*Tarea requerida A*.
Transcribe el tramo del texto sobre la mirada del crítico que va desde "Aquí deberíamos establecer" hasta "haber sido confundidos.".

*Fragmento del documento*.
Aquí deberíamos establecer una primera diferenciación. Cuando hablamos de la mirada del crítico no estamos hablando de la mirada crítica. Estos son dos elementos totalmente distintos que jamás deberían haber sido confundidos.
Cómo se produce esa confusión es algo lo suficientemente complejo como para que pueda ser explicado en estas páginas; pero sí merece, al menos, algún tipo de alusión. Con la aparición de la llamada “sociedad de la información” y con “la división del trabajo” el crítico se autoerige en una suerte de animal muy extraño: el espectador profesional. Y los mismos críticos no hemos sabido establecer la diferencia. El espectador profesional sería aquel tipo de persona que simplemente porque va asiduamente al teatro deviene luego en crítico, pero para que esta operación se complete el crítico debió convertirse en juez del gusto haciendo que su gusto se convierta en norma, o que la norma le dicte el gusto. Así hoy, por ejemplo, no diferenciamos periodismo de espectáculos de crítica artística. Hoy, cualquier persona que disponga de una cámara, un micrófono o una página en blanco en algún medio puede erigirse en crítico, porque al fin y al cabo, lo único que se le pide es que diga si le gustó o no le gustó. Es decir, que realice un juicio. Pero el problema es que si el gusto es propio del espectador, el convertir el gusto en canon es la posibilidad que tiene el profesional, el espectador profesional. Esto afortunadamente no ha ocurrido tan fuertemente en algunas artes tales como la literatura y las artes visuales. Pero aquellas que también forman parte del “show”, como el teatro, el cine y la música, padecen estos problemas. Es fácil decir que la actuación de Norma Aleandro fue profunda. Cualquier persona que se haya sentido emocionada puede realizar ese juicio. Alcanza simplemente con ser una persona sensible.

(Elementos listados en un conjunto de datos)
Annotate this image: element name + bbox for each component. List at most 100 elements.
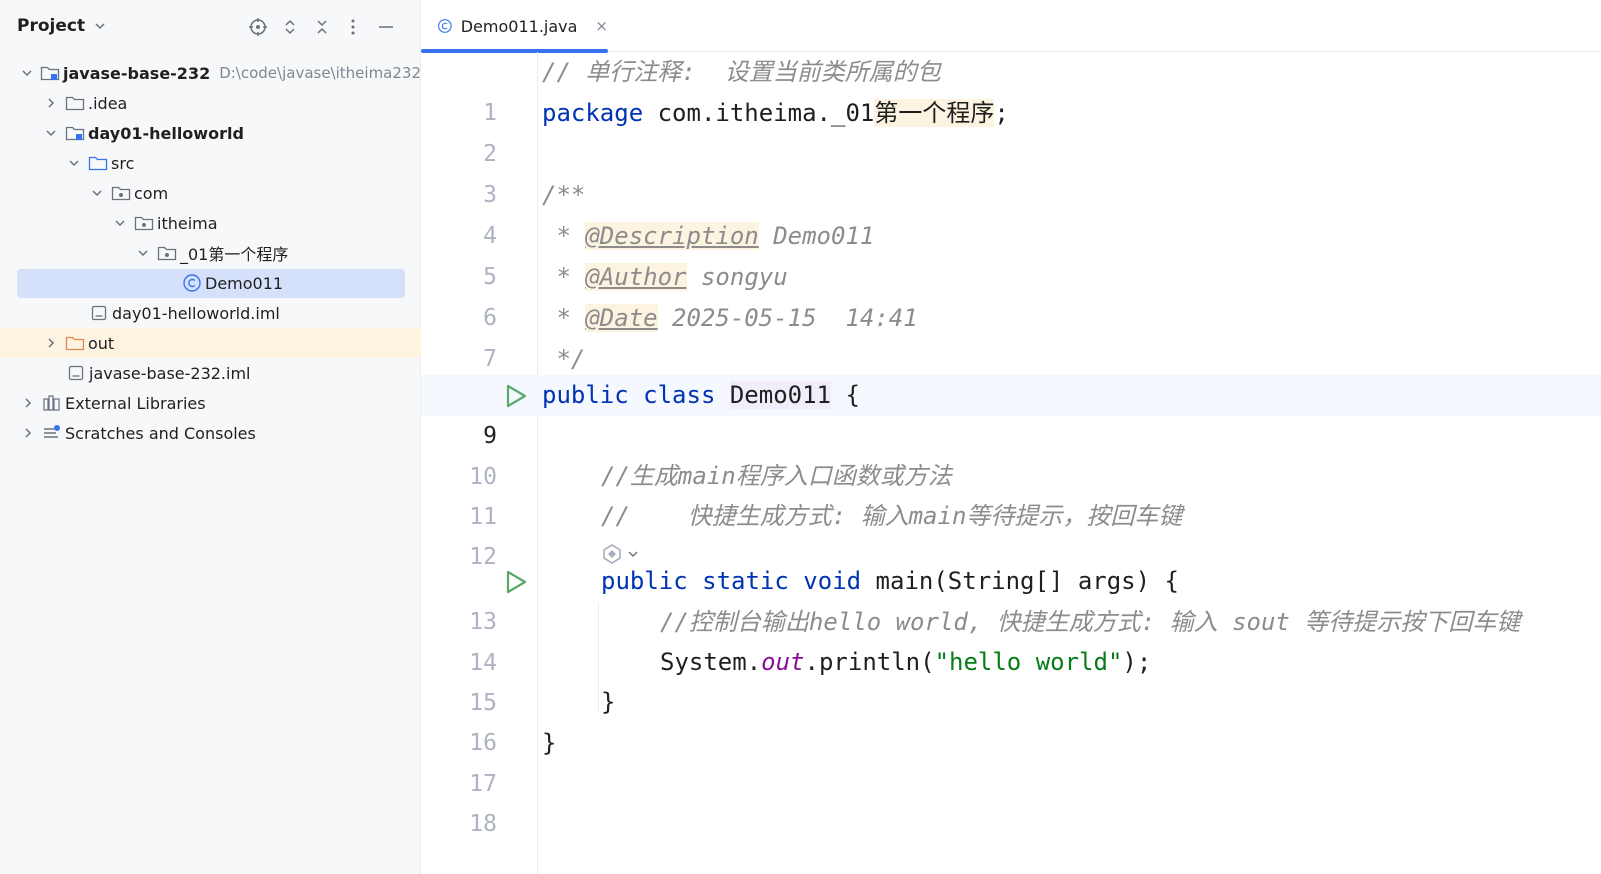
code-line: 11 //生成main程序入口函数或方法 (421, 456, 1601, 530)
expand-all-icon[interactable] (278, 15, 302, 39)
code-text: */ (542, 345, 586, 373)
tree-item-label: _01第一个程序 (180, 245, 289, 264)
code-text: * @Author songyu (542, 257, 788, 298)
package-name-cn: 第一个程序 (874, 99, 995, 127)
project-title: Project (17, 16, 86, 36)
code-text: // 单行注释: 设置当前类所属的包 (542, 58, 941, 86)
package-icon (157, 243, 177, 263)
javadoc-tag: @Author (585, 263, 687, 291)
tree-item-idea[interactable]: .idea (0, 88, 421, 118)
chevron-right-icon[interactable] (43, 335, 59, 351)
chevron-down-icon[interactable] (89, 185, 105, 201)
run-icon[interactable] (503, 569, 529, 595)
tree-item-label: com (134, 183, 169, 203)
code-line: 15 System.out.println("hello world"); (421, 642, 1601, 716)
keyword: package (542, 99, 644, 127)
java-class-icon (438, 19, 452, 33)
code-line: 4 /** (421, 175, 1601, 249)
tree-item-package-01[interactable]: _01第一个程序 (0, 238, 421, 268)
chevron-down-icon[interactable] (66, 155, 82, 171)
options-icon[interactable] (341, 15, 365, 39)
project-panel: Project javase-base-232 D:\code\javase\i… (0, 0, 421, 874)
code-line: 18 (421, 763, 1601, 837)
tree-item-demo011[interactable]: Demo011 (0, 268, 421, 298)
javadoc-value: 2025-05-15 14:41 (657, 304, 918, 332)
libraries-icon (42, 393, 62, 413)
scratches-icon (42, 423, 62, 443)
code-text: } (542, 729, 557, 757)
code-line: 6 * @Author songyu (421, 257, 1601, 331)
excluded-folder-icon (65, 333, 85, 353)
module-folder-icon (65, 123, 85, 143)
tree-item-label: Demo011 (205, 273, 284, 293)
tree-item-label: day01-helloworld (88, 123, 244, 143)
doc-star: * (542, 222, 586, 250)
string-literal: "hello world" (934, 648, 1123, 676)
call-end: ); (1122, 648, 1152, 676)
code-line: 2 package com.itheima._01第一个程序; (421, 93, 1601, 167)
project-tree: javase-base-232 D:\code\javase\itheima23… (0, 58, 421, 448)
doc-star: * (542, 304, 586, 332)
run-icon[interactable] (503, 383, 529, 409)
tree-item-label: src (111, 153, 135, 173)
code-text: * @Description Demo011 (542, 216, 874, 257)
code-line: 16 } (421, 682, 1601, 756)
chevron-down-icon[interactable] (135, 245, 151, 261)
tree-item-com[interactable]: com (0, 178, 421, 208)
tree-item-scratches[interactable]: Scratches and Consoles (0, 418, 421, 448)
chevron-down-icon[interactable] (20, 65, 34, 81)
chevron-down-icon[interactable] (43, 125, 59, 141)
source-folder-icon (88, 153, 108, 173)
editor-tab-bar: Demo011.java × (421, 0, 1601, 53)
chevron-right-icon[interactable] (43, 95, 59, 111)
code-area[interactable]: 1 // 单行注释: 设置当前类所属的包 2 package com.ithei… (421, 52, 1601, 874)
chevron-right-icon[interactable] (20, 395, 36, 411)
code-line-current: 9 public class Demo011 { (421, 375, 1601, 449)
tree-item-day01-iml[interactable]: day01-helloworld.iml (0, 298, 421, 328)
tree-item-src[interactable]: src (0, 148, 421, 178)
semicolon: ; (994, 99, 1009, 127)
code-text: public class Demo011 { (542, 375, 860, 416)
tree-item-label: javase-base-232 (63, 63, 211, 83)
code-line: 17 } (421, 723, 1601, 797)
tree-item-label: out (88, 333, 115, 353)
javadoc-tag: @Date (585, 304, 658, 332)
tree-item-out[interactable]: out (0, 328, 421, 358)
tree-item-javase-base-232[interactable]: javase-base-232 D:\code\javase\itheima23… (0, 58, 421, 88)
code-text: /** (542, 181, 586, 209)
tree-item-day01-helloworld[interactable]: day01-helloworld (0, 118, 421, 148)
tree-item-external-libraries[interactable]: External Libraries (0, 388, 421, 418)
tree-item-label: javase-base-232.iml (89, 363, 251, 383)
project-view-selector[interactable]: Project (17, 16, 107, 36)
tree-item-root-iml[interactable]: javase-base-232.iml (0, 358, 421, 388)
java-class-icon (182, 273, 202, 293)
close-icon[interactable]: × (595, 17, 608, 35)
collapse-all-icon[interactable] (310, 15, 334, 39)
code-editor: Demo011.java × 1 // 单行注释: 设置当前类所属的包 2 pa… (421, 0, 1601, 874)
code-text: } (601, 688, 616, 716)
tree-item-label: .idea (88, 93, 128, 113)
tree-item-label: Scratches and Consoles (65, 423, 256, 443)
iml-file-icon (66, 363, 86, 383)
tree-item-itheima[interactable]: itheima (0, 208, 421, 238)
code-text: //控制台输出hello world, 快捷生成方式: 输入 sout 等待提示… (660, 608, 1521, 636)
tab-demo011-java[interactable]: Demo011.java × (421, 0, 608, 53)
tree-item-label: itheima (157, 213, 218, 233)
folder-icon (65, 93, 85, 113)
code-text: //生成main程序入口函数或方法 (601, 462, 952, 490)
chevron-right-icon[interactable] (20, 425, 36, 441)
code-text: public static void main(String[] args) { (601, 561, 1179, 602)
keyword: public static void (601, 567, 862, 595)
code-text: // 快捷生成方式: 输入main等待提示，按回车键 (601, 502, 1183, 530)
tree-item-label: External Libraries (65, 393, 206, 413)
chevron-down-icon[interactable] (112, 215, 128, 231)
javadoc-tag: @Description (585, 222, 759, 250)
locate-icon[interactable] (246, 15, 270, 39)
project-panel-header: Project (0, 0, 421, 52)
static-field: out (761, 648, 805, 676)
code-line: 7 * @Date 2025-05-15 14:41 (421, 298, 1601, 372)
package-name: com.itheima._01 (643, 99, 875, 127)
hide-panel-icon[interactable] (374, 15, 398, 39)
code-line: 10 (421, 416, 1601, 490)
javadoc-value: Demo011 (758, 222, 875, 250)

*Tarea requerida B*.
Repite palabra por palabra las líneas de los registros que van desde la que contiene "code-line: 11 //生成main程序入口函数或方法" hasta la que contiene "code-text: * @Author", ambas incluidas.

*Respuesta desarrollada A*.
Aquí deberíamos establecer una primera diferenciación. Cuando hablamos de la mirada del crítico no estamos hablando de la mirada crítica. Estos son dos elementos totalmente distintos que jamás deberían haber sido confundidos.

*Respuesta desarrollada B*.
code-line: 11 //生成main程序入口函数或方法 (421, 456, 1601, 530)
expand-all-icon[interactable] (278, 15, 302, 39)
code-text: */ (542, 345, 586, 373)
tree-item-label: _01第一个程序 (180, 245, 289, 264)
code-text: * @Author songyu (542, 257, 788, 298)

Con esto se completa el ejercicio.